* Work to do:
Tally the lines containing the word "Ministry" and give the total alone.

* Data excerpts:
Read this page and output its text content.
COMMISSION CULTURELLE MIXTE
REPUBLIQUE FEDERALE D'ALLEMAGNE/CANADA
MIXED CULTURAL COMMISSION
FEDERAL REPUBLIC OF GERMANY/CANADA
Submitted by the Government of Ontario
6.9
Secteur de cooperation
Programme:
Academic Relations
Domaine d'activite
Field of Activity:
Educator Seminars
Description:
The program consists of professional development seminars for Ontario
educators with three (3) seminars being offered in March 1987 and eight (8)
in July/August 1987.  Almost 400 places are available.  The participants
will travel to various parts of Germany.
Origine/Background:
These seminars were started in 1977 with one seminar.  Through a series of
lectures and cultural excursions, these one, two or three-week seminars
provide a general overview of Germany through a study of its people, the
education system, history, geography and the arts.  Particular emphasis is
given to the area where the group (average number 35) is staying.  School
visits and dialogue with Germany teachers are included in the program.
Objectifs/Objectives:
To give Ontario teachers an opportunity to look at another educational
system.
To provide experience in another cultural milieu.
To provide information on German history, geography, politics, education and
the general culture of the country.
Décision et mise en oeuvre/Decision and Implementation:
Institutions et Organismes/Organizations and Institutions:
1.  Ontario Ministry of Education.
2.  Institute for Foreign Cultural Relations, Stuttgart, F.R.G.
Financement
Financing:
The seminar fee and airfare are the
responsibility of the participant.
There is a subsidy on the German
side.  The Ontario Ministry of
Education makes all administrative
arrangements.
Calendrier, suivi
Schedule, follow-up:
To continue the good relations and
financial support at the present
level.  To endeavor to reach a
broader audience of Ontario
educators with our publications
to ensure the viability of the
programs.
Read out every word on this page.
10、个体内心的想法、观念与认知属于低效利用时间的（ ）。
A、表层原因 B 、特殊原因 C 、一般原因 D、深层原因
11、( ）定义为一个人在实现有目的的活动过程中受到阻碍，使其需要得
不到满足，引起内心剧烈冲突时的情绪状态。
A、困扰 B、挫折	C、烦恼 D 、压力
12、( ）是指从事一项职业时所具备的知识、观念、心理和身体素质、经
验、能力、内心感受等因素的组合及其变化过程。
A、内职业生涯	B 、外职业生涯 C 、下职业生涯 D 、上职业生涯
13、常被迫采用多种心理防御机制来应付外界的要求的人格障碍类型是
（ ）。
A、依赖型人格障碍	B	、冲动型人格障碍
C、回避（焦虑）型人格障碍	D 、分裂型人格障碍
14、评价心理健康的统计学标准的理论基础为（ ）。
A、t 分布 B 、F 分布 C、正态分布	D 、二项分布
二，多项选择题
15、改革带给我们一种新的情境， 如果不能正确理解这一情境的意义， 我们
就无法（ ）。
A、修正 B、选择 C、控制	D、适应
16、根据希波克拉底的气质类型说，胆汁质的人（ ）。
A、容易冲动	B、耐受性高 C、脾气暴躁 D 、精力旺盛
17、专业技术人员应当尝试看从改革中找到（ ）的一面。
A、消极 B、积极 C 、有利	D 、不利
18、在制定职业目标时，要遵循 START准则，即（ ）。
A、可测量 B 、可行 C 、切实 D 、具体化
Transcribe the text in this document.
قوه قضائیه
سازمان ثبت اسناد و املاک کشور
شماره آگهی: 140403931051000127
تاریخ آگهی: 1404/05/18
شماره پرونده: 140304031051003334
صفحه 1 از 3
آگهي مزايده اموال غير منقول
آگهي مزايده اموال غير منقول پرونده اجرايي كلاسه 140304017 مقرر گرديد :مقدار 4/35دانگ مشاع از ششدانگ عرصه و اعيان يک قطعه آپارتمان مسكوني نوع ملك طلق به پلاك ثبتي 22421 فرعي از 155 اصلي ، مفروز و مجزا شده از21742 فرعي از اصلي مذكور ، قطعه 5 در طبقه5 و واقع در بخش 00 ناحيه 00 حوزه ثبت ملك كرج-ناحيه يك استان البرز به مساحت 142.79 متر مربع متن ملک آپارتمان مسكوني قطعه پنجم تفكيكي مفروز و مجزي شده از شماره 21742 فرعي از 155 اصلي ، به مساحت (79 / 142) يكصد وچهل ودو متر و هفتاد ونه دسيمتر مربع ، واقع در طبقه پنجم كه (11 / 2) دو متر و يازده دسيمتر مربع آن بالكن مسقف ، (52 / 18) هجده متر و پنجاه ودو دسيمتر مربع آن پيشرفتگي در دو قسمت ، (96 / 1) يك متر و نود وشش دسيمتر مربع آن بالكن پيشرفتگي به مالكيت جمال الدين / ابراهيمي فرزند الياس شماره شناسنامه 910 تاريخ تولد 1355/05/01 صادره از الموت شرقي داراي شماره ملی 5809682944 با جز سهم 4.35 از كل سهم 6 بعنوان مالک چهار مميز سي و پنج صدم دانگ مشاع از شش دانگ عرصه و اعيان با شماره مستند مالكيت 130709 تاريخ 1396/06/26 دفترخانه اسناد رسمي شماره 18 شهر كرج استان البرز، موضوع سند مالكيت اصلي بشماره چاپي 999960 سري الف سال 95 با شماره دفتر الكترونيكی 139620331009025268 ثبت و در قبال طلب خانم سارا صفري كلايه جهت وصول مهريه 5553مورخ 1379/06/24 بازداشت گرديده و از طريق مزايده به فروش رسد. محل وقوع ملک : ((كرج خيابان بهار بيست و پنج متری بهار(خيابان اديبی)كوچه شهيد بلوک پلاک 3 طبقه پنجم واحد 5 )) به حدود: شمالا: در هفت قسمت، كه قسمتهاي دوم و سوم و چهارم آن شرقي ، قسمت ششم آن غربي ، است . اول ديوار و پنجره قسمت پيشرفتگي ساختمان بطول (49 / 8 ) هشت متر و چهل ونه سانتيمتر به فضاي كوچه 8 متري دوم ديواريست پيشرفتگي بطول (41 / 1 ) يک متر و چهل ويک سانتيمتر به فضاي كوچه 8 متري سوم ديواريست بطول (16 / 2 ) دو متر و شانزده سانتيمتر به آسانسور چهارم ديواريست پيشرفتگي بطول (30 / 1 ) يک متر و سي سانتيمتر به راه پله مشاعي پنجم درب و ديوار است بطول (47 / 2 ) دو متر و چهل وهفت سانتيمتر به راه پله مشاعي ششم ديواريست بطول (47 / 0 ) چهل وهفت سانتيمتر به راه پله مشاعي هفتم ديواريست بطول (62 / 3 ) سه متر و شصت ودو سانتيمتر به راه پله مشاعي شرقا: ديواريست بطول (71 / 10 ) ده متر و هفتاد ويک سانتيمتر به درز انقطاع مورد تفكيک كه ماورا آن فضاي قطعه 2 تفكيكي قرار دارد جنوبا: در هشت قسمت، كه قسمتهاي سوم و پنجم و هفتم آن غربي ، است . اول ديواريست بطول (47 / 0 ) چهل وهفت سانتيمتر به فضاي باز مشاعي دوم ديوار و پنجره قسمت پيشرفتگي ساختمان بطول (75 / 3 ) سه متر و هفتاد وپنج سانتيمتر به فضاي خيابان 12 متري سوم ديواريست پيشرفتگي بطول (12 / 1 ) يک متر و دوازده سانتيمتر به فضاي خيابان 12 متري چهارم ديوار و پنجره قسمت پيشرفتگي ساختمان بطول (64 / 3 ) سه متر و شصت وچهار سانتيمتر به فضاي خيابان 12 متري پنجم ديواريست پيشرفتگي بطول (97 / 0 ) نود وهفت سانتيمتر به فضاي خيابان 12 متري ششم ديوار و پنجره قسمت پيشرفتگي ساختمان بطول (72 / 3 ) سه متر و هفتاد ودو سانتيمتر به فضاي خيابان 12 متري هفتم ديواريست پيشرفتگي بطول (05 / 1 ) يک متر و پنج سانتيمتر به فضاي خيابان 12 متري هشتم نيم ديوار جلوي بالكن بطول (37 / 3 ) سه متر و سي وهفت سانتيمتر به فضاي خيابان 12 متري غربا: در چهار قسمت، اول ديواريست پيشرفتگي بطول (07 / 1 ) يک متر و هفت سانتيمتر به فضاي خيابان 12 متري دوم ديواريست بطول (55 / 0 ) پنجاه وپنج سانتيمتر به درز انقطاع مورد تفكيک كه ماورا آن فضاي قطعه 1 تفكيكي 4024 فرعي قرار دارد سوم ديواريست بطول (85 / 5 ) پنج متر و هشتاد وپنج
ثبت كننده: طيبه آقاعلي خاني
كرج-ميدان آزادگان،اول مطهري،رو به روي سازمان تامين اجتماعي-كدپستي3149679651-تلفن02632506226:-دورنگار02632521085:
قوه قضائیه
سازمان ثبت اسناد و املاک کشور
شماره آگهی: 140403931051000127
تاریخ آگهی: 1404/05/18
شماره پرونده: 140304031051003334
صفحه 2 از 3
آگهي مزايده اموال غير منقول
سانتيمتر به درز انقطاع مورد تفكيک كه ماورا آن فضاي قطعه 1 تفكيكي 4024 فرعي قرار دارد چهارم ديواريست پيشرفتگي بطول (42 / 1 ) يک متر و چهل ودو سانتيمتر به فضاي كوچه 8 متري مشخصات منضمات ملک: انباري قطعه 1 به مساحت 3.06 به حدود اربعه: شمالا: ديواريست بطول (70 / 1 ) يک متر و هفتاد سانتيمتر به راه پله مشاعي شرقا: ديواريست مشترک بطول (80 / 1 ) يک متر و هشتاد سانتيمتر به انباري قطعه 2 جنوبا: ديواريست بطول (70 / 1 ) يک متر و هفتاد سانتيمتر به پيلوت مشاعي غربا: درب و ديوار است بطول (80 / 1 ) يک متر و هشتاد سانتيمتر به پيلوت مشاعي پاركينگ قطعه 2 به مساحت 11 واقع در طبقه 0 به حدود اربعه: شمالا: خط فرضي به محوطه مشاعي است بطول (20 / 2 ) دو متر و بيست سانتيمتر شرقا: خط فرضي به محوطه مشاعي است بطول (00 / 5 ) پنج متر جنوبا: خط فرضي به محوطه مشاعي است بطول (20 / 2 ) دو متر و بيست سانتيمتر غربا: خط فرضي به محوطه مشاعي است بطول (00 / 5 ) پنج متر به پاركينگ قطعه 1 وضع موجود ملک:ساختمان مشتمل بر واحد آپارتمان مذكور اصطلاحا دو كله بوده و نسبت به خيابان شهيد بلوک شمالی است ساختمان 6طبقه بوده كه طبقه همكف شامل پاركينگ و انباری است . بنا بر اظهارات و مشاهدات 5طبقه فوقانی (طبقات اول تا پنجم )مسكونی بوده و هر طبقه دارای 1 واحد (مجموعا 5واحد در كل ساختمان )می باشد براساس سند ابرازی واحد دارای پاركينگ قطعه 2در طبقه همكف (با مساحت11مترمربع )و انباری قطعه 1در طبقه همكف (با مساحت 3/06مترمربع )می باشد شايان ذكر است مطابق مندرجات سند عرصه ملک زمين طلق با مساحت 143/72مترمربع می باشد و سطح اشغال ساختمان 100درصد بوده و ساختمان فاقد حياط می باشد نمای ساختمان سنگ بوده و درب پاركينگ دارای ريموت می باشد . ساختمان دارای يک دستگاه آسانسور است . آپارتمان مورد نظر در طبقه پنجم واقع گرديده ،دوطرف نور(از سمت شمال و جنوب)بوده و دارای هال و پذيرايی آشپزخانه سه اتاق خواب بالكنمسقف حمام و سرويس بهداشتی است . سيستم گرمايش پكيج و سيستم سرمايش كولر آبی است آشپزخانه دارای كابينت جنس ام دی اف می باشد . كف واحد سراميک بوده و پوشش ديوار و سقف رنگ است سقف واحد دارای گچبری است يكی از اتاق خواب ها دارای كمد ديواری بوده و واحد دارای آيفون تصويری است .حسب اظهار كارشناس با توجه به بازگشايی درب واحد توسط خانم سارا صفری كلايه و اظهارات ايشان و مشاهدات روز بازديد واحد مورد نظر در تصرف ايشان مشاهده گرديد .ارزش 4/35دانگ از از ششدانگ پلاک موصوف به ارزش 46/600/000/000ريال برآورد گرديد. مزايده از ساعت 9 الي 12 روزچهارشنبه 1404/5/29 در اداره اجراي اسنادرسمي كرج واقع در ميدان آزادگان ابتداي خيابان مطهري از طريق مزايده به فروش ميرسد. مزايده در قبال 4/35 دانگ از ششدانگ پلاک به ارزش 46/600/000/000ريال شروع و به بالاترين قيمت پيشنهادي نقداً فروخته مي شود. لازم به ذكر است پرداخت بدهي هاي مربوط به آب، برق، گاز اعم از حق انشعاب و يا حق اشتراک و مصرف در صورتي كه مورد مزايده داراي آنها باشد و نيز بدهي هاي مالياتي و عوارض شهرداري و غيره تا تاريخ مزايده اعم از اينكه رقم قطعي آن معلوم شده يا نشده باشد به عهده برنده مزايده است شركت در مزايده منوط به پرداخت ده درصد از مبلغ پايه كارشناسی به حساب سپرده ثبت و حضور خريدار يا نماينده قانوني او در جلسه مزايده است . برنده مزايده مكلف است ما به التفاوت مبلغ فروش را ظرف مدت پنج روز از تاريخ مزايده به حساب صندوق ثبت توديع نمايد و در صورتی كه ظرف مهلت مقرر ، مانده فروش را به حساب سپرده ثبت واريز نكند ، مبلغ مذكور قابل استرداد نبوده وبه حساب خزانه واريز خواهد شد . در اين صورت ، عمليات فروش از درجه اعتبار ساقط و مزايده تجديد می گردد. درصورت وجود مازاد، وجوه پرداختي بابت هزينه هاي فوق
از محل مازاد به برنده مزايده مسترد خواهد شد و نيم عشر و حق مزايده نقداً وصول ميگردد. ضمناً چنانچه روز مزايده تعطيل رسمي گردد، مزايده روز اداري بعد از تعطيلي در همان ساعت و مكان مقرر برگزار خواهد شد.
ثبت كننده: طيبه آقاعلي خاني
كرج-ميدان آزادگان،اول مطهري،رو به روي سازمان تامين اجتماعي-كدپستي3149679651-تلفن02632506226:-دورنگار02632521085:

* Answer below:
2